- _SHORT PROBLEM_
Write out the data below in full, unchanged, minus the images.

- _DATA FOR THIS TASK_
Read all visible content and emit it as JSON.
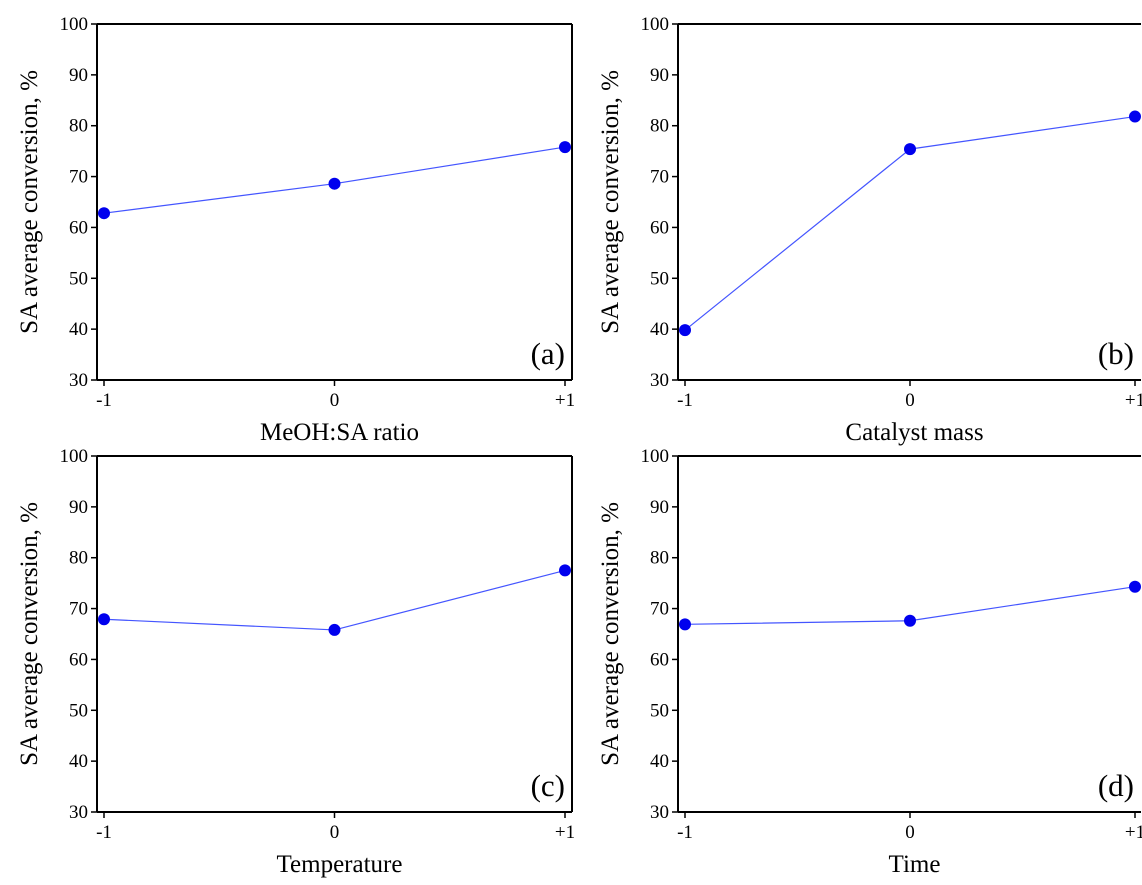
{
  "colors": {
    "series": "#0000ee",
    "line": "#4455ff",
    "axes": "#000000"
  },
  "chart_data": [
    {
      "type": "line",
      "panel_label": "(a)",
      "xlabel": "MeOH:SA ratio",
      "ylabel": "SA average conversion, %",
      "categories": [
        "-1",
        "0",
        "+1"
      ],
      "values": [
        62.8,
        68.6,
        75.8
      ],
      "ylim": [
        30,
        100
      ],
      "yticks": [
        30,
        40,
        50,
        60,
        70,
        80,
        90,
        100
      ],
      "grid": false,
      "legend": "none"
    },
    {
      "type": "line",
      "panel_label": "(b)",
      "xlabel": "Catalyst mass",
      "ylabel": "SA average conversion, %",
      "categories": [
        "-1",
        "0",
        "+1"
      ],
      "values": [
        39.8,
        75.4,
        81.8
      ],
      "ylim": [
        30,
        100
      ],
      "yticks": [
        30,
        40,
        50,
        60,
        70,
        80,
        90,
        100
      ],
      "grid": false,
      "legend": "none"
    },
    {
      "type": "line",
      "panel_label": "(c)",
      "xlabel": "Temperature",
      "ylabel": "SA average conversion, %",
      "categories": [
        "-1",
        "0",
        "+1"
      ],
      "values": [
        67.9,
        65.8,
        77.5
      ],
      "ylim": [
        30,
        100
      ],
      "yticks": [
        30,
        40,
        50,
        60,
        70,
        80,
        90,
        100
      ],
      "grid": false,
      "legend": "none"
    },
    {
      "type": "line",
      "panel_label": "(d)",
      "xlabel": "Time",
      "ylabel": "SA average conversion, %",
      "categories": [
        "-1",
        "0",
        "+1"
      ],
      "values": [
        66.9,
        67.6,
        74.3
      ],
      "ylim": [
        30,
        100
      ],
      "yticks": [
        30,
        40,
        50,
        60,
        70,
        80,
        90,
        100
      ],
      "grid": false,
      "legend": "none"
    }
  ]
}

- _COMPLETED TASK_
Read all visible content and emit it as JSON.
{
  "colors": {
    "series": "#0000ee",
    "line": "#4455ff",
    "axes": "#000000"
  },
  "chart_data": [
    {
      "type": "line",
      "panel_label": "(a)",
      "xlabel": "MeOH:SA ratio",
      "ylabel": "SA average conversion, %",
      "categories": [
        "-1",
        "0",
        "+1"
      ],
      "values": [
        62.8,
        68.6,
        75.8
      ],
      "ylim": [
        30,
        100
      ],
      "yticks": [
        30,
        40,
        50,
        60,
        70,
        80,
        90,
        100
      ],
      "grid": false,
      "legend": "none"
    },
    {
      "type": "line",
      "panel_label": "(b)",
      "xlabel": "Catalyst mass",
      "ylabel": "SA average conversion, %",
      "categories": [
        "-1",
        "0",
        "+1"
      ],
      "values": [
        39.8,
        75.4,
        81.8
      ],
      "ylim": [
        30,
        100
      ],
      "yticks": [
        30,
        40,
        50,
        60,
        70,
        80,
        90,
        100
      ],
      "grid": false,
      "legend": "none"
    },
    {
      "type": "line",
      "panel_label": "(c)",
      "xlabel": "Temperature",
      "ylabel": "SA average conversion, %",
      "categories": [
        "-1",
        "0",
        "+1"
      ],
      "values": [
        67.9,
        65.8,
        77.5
      ],
      "ylim": [
        30,
        100
      ],
      "yticks": [
        30,
        40,
        50,
        60,
        70,
        80,
        90,
        100
      ],
      "grid": false,
      "legend": "none"
    },
    {
      "type": "line",
      "panel_label": "(d)",
      "xlabel": "Time",
      "ylabel": "SA average conversion, %",
      "categories": [
        "-1",
        "0",
        "+1"
      ],
      "values": [
        66.9,
        67.6,
        74.3
      ],
      "ylim": [
        30,
        100
      ],
      "yticks": [
        30,
        40,
        50,
        60,
        70,
        80,
        90,
        100
      ],
      "grid": false,
      "legend": "none"
    }
  ]
}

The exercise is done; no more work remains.